PROBLEM STATEMENT.
Copy out each line of the listing that has the word "class" in it.
·····
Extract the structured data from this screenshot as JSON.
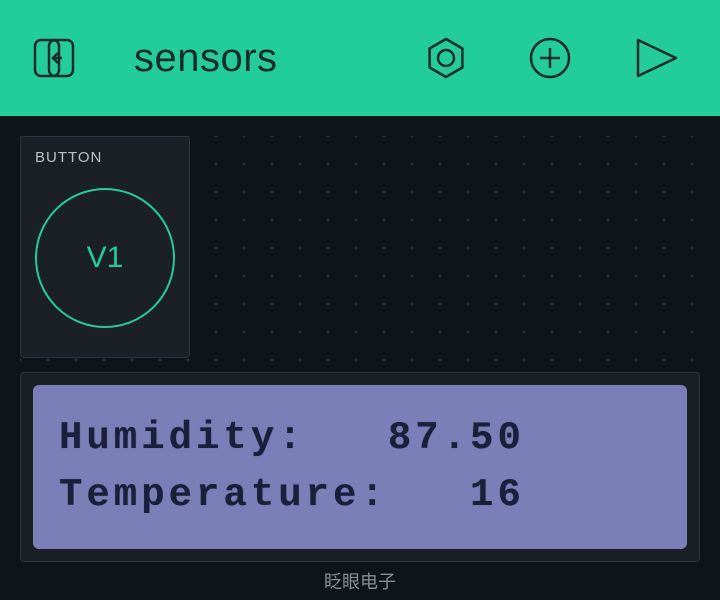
{
  "header": {
    "title": "sensors"
  },
  "buttonWidget": {
    "label": "BUTTON",
    "pin": "V1"
  },
  "lcd": {
    "line1": "Humidity:   87.50",
    "line2": "Temperature:   16"
  },
  "footer": {
    "credit": "眨眼电子"
  },
  "colors": {
    "accent": "#21ce99",
    "bg": "#0f1419",
    "panel": "#1a2026",
    "lcd": "#7a7fb8"
  }
}
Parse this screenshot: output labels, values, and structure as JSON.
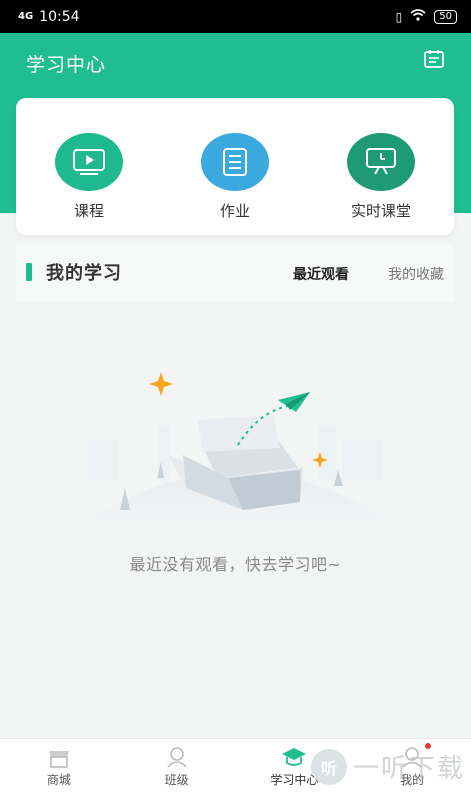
{
  "status_bar": {
    "signal": "4G",
    "time": "10:54",
    "battery": "50"
  },
  "header": {
    "title": "学习中心",
    "calendar_icon": "calendar-icon"
  },
  "quick_entries": [
    {
      "label": "课程",
      "icon": "video-icon",
      "color": "#1fb98f"
    },
    {
      "label": "作业",
      "icon": "document-icon",
      "color": "#3aa9dd"
    },
    {
      "label": "实时课堂",
      "icon": "live-class-icon",
      "color": "#1e9a74"
    }
  ],
  "my_study": {
    "title": "我的学习",
    "tabs": [
      {
        "label": "最近观看",
        "active": true
      },
      {
        "label": "我的收藏",
        "active": false
      }
    ],
    "empty_message": "最近没有观看，快去学习吧~"
  },
  "bottom_nav": [
    {
      "label": "商城",
      "icon": "store-icon",
      "active": false
    },
    {
      "label": "班级",
      "icon": "class-icon",
      "active": false
    },
    {
      "label": "学习中心",
      "icon": "graduation-cap-icon",
      "active": true
    },
    {
      "label": "我的",
      "icon": "profile-icon",
      "active": false,
      "badge": true
    }
  ],
  "watermark": {
    "logo_text": "听",
    "text": "一听下载"
  },
  "colors": {
    "primary": "#21bd92",
    "blue": "#3aa9dd",
    "accent_orange": "#f5a623",
    "badge_red": "#e53935"
  }
}
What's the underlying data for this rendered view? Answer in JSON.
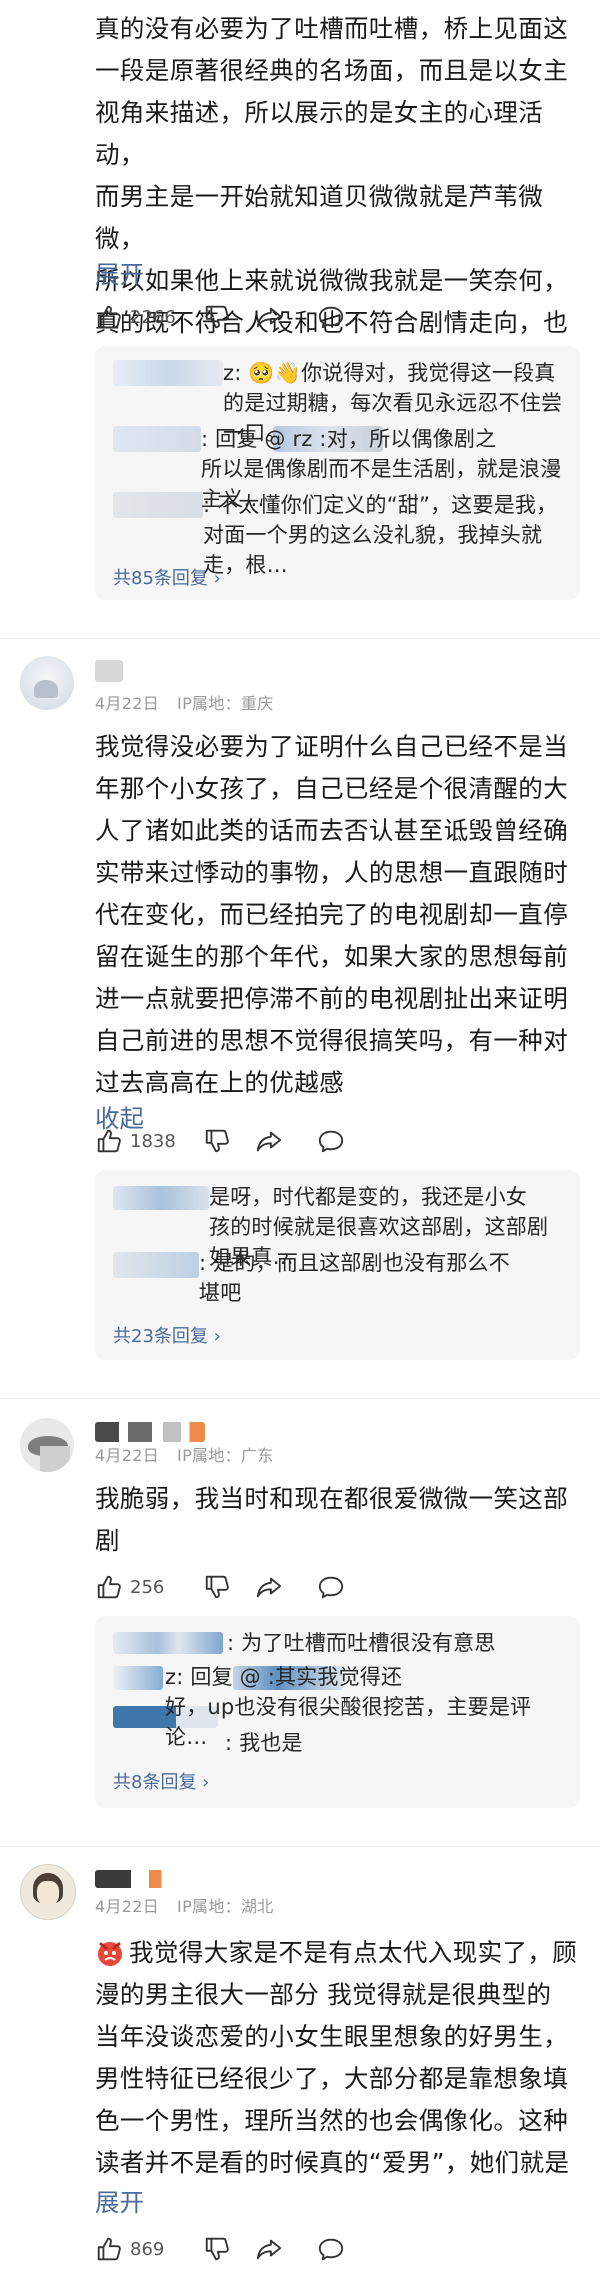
{
  "comments": [
    {
      "body": "真的没有必要为了吐槽而吐槽，桥上见面这\n一段是原著很经典的名场面，而且是以女主\n视角来描述，所以展示的是女主的心理活动，\n而男主是一开始就知道贝微微就是芦苇微微，\n所以如果他上来就说微微我就是一笑奈何，\n真的既不符合人设和也不符合剧情走向，也",
      "toggle": "展开",
      "likes": "2266",
      "replies": [
        "z: 🥺👋你说得对，我觉得这一段真\n的是过期糖，每次看见永远忍不住尝一口。",
        ": 回复 @        rz :对，所以偶像剧之\n所以是偶像剧而不是生活剧，就是浪漫主义…",
        ": 不太懂你们定义的“甜”，这要是我，\n对面一个男的这么没礼貌，我掉头就走，根…"
      ],
      "more": "共85条回复 ›"
    },
    {
      "date": "4月22日",
      "ip": "IP属地：重庆",
      "body": "我觉得没必要为了证明什么自己已经不是当\n年那个小女孩了，自己已经是个很清醒的大\n人了诸如此类的话而去否认甚至诋毁曾经确\n实带来过悸动的事物，人的思想一直跟随时\n代在变化，而已经拍完了的电视剧却一直停\n留在诞生的那个年代，如果大家的思想每前\n进一点就要把停滞不前的电视剧扯出来证明\n自己前进的思想不觉得很搞笑吗，有一种对\n过去高高在上的优越感",
      "toggle": "收起",
      "likes": "1838",
      "replies": [
        "是呀，时代都是变的，我还是小女\n孩的时候就是很喜欢这部剧，这部剧如果真…",
        ": 是的，而且这部剧也没有那么不\n堪吧"
      ],
      "more": "共23条回复 ›"
    },
    {
      "date": "4月22日",
      "ip": "IP属地：广东",
      "body": "我脆弱，我当时和现在都很爱微微一笑这部\n剧",
      "likes": "256",
      "replies": [
        ": 为了吐槽而吐槽很没有意思",
        "z: 回复 @                 :其实我觉得还\n好，up也没有很尖酸很挖苦，主要是评论…",
        ": 我也是"
      ],
      "more": "共8条回复 ›"
    },
    {
      "date": "4月22日",
      "ip": "IP属地：湖北",
      "body": "我觉得大家是不是有点太代入现实了，顾\n漫的男主很大一部分 我觉得就是很典型的\n当年没谈恋爱的小女生眼里想象的好男生，\n男性特征已经很少了，大部分都是靠想象填\n色一个男性，理所当然的也会偶像化。这种\n读者并不是看的时候真的“爱男”，她们就是",
      "toggle": "展开",
      "likes": "869"
    }
  ],
  "icons": {
    "like": "thumbs-up-icon",
    "dislike": "thumbs-down-icon",
    "share": "share-arrow-icon",
    "comment": "speech-bubble-icon",
    "sticker": "angry-face-sticker-icon"
  },
  "colors": {
    "link": "#4a6a9a",
    "reply_bg": "#f6f6f7",
    "meta": "#9a9a9a"
  }
}
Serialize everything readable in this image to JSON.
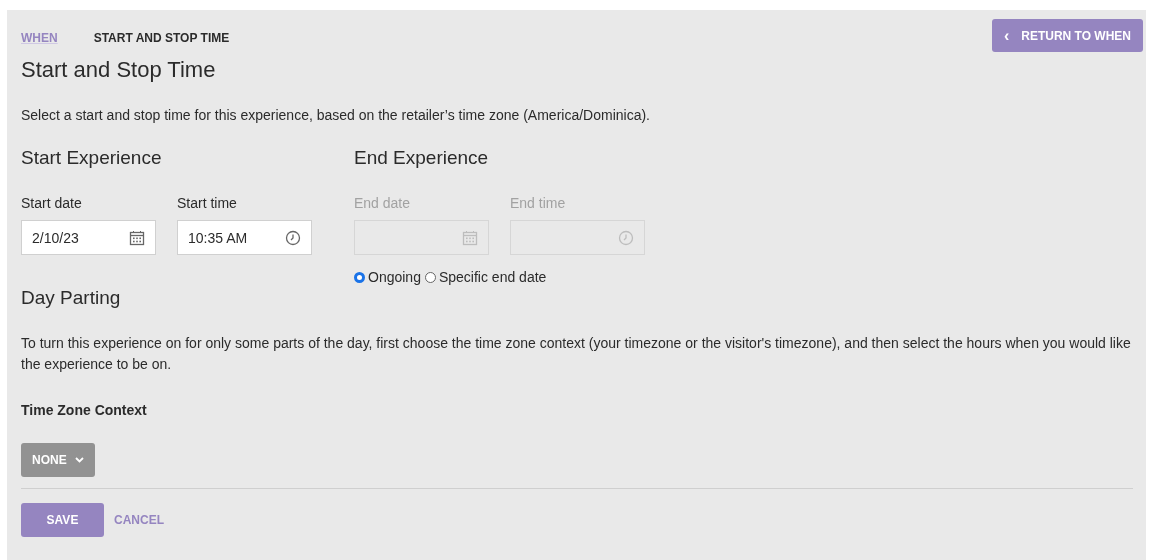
{
  "breadcrumb": [
    {
      "label": "WHEN",
      "kind": "link"
    },
    {
      "label": "START AND STOP TIME",
      "kind": "current"
    }
  ],
  "return_button": {
    "icon": "‹",
    "label": "RETURN TO WHEN"
  },
  "title": "Start and Stop Time",
  "description": "Select a start and stop time for this experience, based on the retailer’s time zone (America/Dominica).",
  "sections": [
    {
      "heading": "Start Experience",
      "fields": [
        {
          "label": "Start date",
          "value": "2/10/23",
          "kind": "date",
          "disabled": false
        },
        {
          "label": "Start time",
          "value": "10:35 AM",
          "kind": "time",
          "disabled": false
        }
      ]
    },
    {
      "heading": "End Experience",
      "fields": [
        {
          "label": "End date",
          "kind": "date",
          "disabled": true
        },
        {
          "label": "End time",
          "kind": "time",
          "disabled": true
        }
      ],
      "options": [
        {
          "label": "Ongoing",
          "selected": true
        },
        {
          "label": "Specific end date",
          "selected": false
        }
      ]
    }
  ],
  "day_parting": {
    "heading": "Day Parting",
    "description": "To turn this experience on for only some parts of the day, first choose the time zone context (your timezone or the visitor's timezone), and then select the hours when you would like the experience to be on.",
    "context_label": "Time Zone Context",
    "dropdown": "NONE"
  },
  "actions": {
    "save": "SAVE",
    "cancel": "CANCEL"
  }
}
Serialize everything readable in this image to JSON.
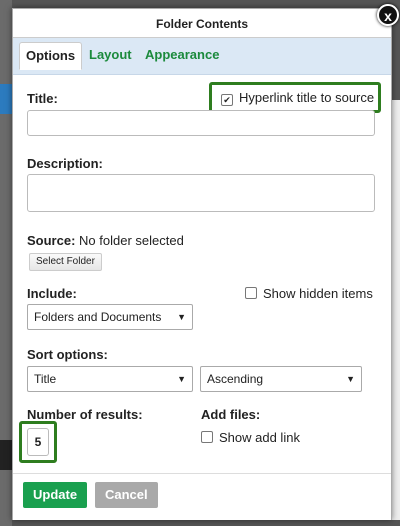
{
  "dialog": {
    "title": "Folder Contents",
    "close_glyph": "x"
  },
  "tabs": [
    {
      "label": "Options",
      "active": true
    },
    {
      "label": "Layout",
      "active": false
    },
    {
      "label": "Appearance",
      "active": false
    }
  ],
  "form": {
    "title_label": "Title:",
    "title_value": "",
    "hyperlink_label": "Hyperlink title to source",
    "hyperlink_checked": true,
    "description_label": "Description:",
    "description_value": "",
    "source_label": "Source:",
    "source_value": "No folder selected",
    "select_folder_label": "Select Folder",
    "include_label": "Include:",
    "include_value": "Folders and Documents",
    "show_hidden_label": "Show hidden items",
    "show_hidden_checked": false,
    "sort_label": "Sort options:",
    "sort_field_value": "Title",
    "sort_order_value": "Ascending",
    "results_label": "Number of results:",
    "results_value": "5",
    "add_files_label": "Add files:",
    "show_add_link_label": "Show add link",
    "show_add_link_checked": false
  },
  "footer": {
    "update_label": "Update",
    "cancel_label": "Cancel"
  },
  "colors": {
    "accent_green": "#1b8a3c",
    "highlight_green": "#2e7d1f",
    "tab_bar": "#dbe8f5",
    "update_button": "#1aa04f",
    "cancel_button": "#a9a9a9"
  }
}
·····
WRITTEN ANSWER.
      "icon": "live-class-icon",
      "icon": "class-icon",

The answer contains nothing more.